Dataset items:
* * * * * * *

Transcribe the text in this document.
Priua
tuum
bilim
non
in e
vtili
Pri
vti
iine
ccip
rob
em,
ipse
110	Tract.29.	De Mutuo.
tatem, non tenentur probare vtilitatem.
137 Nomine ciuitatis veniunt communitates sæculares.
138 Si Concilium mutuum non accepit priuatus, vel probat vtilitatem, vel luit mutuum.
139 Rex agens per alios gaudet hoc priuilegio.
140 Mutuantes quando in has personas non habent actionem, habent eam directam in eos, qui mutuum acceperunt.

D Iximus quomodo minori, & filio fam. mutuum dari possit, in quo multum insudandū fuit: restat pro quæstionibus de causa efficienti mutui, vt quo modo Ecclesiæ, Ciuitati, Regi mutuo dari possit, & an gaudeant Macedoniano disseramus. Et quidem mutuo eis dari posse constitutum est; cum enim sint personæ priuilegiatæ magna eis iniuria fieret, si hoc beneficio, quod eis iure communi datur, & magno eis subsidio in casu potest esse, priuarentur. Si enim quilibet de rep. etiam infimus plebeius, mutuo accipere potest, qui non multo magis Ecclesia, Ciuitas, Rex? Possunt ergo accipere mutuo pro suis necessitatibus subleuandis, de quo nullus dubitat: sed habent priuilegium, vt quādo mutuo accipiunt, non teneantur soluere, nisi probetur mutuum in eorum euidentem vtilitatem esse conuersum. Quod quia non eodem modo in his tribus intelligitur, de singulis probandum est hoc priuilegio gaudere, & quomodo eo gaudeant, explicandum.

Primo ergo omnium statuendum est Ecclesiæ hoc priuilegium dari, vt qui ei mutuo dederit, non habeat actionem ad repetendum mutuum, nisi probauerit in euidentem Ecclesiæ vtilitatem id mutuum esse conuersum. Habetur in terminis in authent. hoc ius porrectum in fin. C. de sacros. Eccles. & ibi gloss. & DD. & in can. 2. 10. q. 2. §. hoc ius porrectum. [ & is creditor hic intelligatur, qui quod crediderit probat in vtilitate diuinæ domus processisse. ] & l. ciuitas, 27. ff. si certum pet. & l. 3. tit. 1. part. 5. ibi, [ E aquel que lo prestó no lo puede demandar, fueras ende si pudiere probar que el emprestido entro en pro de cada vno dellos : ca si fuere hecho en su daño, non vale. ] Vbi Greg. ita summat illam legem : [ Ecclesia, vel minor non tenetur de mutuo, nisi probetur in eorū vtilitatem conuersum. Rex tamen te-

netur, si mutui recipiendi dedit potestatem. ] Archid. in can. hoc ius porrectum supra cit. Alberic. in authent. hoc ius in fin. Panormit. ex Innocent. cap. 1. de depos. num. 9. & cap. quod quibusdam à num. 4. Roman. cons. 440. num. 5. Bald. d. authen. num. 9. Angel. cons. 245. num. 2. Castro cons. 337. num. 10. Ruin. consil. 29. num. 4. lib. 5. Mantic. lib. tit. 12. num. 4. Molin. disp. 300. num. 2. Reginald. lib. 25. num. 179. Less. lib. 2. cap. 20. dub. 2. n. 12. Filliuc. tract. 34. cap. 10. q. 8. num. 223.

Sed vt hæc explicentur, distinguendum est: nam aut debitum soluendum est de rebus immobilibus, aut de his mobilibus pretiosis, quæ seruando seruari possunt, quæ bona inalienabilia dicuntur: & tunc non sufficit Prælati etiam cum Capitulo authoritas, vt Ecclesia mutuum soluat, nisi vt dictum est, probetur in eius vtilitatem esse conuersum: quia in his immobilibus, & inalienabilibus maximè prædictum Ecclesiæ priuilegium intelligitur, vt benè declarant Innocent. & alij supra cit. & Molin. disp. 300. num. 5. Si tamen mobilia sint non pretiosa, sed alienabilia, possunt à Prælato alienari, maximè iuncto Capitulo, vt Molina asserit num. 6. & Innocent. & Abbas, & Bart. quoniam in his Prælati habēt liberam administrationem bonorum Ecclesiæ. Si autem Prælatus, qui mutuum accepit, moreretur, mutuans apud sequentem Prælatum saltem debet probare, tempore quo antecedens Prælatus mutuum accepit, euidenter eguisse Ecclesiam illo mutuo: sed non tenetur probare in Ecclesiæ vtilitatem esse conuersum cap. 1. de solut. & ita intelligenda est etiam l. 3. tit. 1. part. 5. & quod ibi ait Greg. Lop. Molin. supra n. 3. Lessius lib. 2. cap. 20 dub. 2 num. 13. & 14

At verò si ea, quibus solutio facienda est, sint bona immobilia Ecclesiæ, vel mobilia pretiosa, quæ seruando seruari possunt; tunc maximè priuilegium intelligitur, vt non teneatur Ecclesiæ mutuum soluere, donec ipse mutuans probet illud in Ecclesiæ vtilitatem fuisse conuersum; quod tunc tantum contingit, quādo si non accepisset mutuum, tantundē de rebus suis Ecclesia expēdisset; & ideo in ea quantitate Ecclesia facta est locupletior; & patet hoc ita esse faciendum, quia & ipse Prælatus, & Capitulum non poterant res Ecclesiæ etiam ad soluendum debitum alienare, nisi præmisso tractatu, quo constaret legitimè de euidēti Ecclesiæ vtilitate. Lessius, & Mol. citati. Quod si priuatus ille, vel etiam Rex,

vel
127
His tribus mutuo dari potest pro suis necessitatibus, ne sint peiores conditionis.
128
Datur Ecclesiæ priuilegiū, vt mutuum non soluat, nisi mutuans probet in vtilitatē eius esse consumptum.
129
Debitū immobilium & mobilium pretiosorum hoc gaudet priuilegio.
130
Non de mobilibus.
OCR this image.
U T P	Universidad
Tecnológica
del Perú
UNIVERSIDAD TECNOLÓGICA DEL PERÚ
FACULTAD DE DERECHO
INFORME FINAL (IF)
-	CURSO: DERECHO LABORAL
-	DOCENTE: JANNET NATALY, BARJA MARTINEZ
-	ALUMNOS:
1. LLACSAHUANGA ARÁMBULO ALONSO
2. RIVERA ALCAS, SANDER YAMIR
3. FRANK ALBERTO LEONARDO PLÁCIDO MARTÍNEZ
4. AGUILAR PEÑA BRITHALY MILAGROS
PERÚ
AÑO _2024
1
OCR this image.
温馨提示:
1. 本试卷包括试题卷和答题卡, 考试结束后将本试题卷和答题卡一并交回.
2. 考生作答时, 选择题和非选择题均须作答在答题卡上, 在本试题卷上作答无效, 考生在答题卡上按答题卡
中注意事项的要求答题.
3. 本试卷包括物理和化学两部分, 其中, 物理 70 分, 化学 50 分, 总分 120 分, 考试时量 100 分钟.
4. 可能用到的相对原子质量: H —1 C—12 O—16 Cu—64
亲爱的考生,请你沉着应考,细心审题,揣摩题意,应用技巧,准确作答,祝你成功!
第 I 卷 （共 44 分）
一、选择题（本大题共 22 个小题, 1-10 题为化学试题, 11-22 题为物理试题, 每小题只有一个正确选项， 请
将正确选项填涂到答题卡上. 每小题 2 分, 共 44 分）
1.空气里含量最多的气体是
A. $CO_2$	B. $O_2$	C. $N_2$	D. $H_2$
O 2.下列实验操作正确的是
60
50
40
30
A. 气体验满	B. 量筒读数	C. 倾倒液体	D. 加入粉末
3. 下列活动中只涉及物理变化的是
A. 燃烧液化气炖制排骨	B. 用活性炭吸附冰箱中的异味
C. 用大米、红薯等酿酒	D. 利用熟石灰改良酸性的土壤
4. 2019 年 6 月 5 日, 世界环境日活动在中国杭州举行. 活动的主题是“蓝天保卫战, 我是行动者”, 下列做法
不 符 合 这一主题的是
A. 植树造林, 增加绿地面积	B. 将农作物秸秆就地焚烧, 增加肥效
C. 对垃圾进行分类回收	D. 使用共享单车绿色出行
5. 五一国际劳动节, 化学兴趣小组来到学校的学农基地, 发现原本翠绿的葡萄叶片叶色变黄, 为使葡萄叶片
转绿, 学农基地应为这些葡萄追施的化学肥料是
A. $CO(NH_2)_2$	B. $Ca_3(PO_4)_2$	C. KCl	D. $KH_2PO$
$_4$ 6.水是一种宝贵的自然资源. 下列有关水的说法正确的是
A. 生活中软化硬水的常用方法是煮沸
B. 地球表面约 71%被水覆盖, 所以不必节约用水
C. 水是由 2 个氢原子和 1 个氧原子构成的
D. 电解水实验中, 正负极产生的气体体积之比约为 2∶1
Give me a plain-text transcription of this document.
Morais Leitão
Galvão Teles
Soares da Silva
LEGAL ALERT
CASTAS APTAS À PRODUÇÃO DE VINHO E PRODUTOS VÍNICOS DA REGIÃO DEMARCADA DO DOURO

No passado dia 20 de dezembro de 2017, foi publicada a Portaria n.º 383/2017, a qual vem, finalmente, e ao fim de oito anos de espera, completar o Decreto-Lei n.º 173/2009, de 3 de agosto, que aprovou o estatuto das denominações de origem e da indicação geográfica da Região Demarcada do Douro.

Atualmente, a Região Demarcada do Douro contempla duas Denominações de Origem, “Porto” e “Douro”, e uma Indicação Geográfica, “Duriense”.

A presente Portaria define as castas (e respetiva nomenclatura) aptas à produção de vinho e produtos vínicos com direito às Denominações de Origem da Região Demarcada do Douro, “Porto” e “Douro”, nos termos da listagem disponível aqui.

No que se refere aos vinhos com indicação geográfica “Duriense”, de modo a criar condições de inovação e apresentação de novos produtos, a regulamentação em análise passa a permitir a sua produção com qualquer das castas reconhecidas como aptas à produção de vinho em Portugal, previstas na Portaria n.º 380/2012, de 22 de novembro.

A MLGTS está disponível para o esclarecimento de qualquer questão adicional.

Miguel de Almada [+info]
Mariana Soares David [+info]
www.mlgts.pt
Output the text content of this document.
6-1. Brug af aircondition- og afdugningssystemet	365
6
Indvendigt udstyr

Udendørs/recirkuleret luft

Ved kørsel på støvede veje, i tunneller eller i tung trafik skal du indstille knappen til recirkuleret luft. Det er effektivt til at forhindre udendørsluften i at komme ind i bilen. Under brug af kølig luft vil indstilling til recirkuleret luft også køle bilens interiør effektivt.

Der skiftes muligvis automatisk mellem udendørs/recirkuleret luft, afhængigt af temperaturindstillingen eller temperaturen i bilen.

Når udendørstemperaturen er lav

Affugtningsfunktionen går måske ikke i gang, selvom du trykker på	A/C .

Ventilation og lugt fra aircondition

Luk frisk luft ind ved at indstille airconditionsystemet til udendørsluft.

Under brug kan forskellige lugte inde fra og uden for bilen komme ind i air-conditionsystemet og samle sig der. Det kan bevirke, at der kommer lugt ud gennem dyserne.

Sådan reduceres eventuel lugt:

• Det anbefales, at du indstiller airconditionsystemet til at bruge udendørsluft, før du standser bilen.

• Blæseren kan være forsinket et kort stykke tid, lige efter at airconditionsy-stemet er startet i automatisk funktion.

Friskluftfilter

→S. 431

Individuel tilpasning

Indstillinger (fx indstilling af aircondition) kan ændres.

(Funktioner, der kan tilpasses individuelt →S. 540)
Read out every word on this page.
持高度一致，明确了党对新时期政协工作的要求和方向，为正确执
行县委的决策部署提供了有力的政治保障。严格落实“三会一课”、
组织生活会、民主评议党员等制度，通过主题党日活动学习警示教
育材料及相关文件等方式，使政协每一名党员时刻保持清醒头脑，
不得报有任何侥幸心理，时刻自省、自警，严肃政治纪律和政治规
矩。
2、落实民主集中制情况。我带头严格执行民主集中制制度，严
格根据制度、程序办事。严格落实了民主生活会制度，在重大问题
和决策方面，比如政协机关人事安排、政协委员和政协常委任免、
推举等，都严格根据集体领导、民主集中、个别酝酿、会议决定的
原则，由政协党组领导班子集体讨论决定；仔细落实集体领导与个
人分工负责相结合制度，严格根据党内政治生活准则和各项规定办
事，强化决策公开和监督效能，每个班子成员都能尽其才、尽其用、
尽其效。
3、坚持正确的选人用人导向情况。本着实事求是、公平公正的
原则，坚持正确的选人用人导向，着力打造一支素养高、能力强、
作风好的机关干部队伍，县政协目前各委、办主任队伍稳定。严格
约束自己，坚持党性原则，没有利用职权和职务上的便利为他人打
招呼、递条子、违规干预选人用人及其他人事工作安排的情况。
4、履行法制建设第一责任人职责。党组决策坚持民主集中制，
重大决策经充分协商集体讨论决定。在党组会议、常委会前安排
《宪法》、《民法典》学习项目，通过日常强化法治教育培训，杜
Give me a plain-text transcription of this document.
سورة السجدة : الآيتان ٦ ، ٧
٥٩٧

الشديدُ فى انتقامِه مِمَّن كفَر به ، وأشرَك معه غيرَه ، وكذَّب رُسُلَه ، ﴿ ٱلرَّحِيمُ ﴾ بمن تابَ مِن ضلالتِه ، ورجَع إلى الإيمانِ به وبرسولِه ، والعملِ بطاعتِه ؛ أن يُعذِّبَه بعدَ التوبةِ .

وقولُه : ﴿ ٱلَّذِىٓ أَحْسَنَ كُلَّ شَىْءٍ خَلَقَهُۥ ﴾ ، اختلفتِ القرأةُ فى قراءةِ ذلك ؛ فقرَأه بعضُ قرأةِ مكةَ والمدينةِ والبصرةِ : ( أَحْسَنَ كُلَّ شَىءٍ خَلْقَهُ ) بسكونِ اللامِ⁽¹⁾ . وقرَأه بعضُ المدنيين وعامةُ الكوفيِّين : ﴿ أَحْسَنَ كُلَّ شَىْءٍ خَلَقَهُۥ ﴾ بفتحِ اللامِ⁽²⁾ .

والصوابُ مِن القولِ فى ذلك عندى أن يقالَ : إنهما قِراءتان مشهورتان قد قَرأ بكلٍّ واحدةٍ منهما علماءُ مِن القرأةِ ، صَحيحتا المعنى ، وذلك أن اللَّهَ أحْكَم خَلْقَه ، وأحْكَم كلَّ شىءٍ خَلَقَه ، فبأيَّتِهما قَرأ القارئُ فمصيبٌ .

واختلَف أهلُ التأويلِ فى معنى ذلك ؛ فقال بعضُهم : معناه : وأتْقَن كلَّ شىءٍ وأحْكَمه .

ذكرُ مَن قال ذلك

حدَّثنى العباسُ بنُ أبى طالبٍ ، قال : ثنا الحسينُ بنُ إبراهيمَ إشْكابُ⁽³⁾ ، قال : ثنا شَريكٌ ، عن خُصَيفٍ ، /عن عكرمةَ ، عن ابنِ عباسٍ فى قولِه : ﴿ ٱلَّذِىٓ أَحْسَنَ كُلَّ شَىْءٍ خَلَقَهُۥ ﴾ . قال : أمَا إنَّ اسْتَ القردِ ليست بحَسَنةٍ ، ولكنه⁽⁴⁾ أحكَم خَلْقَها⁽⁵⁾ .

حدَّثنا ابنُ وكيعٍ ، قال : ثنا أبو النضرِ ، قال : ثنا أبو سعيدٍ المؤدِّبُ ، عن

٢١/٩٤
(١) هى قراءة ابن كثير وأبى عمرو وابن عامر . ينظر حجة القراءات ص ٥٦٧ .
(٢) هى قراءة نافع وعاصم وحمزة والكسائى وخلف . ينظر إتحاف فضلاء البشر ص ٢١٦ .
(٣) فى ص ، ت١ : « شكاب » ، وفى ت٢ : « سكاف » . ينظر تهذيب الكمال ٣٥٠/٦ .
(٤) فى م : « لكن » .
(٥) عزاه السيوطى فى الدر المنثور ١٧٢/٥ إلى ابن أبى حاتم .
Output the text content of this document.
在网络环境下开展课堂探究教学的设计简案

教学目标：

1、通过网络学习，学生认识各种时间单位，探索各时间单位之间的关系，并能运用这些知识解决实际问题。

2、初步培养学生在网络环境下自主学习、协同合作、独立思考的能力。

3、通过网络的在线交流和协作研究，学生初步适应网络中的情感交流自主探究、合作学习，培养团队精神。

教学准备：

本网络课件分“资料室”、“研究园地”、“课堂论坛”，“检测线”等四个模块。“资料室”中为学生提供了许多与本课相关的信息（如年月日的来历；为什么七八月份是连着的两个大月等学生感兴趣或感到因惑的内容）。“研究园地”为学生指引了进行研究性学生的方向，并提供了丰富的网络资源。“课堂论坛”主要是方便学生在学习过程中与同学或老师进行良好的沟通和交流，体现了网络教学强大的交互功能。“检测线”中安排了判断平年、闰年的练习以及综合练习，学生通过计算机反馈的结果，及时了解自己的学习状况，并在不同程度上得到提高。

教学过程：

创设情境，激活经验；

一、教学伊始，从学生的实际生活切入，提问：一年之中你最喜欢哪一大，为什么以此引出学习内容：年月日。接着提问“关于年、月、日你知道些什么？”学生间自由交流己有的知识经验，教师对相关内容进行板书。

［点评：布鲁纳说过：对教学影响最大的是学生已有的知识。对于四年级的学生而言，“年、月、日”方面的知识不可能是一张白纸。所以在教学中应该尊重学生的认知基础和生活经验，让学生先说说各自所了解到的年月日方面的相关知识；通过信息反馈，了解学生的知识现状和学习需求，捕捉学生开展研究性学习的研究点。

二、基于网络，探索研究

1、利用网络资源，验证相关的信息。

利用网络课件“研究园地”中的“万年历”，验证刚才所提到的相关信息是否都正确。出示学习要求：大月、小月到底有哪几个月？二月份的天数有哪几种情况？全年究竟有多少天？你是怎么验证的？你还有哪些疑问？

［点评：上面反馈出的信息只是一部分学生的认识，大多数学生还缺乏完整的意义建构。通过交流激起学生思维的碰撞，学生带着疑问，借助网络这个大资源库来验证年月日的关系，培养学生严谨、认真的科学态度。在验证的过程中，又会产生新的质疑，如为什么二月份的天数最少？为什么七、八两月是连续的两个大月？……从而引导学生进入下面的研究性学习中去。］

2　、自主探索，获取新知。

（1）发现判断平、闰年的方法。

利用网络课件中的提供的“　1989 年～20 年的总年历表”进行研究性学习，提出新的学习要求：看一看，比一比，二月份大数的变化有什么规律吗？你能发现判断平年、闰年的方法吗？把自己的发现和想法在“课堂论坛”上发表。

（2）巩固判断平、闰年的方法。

* * * * * * *

▶ [What the task requires]:
Find "DERECHO". Copy every line it occurs in.

▶ [Response to this exercise]:
FACULTAD DE DERECHO
-	CURSO: DERECHO LABORAL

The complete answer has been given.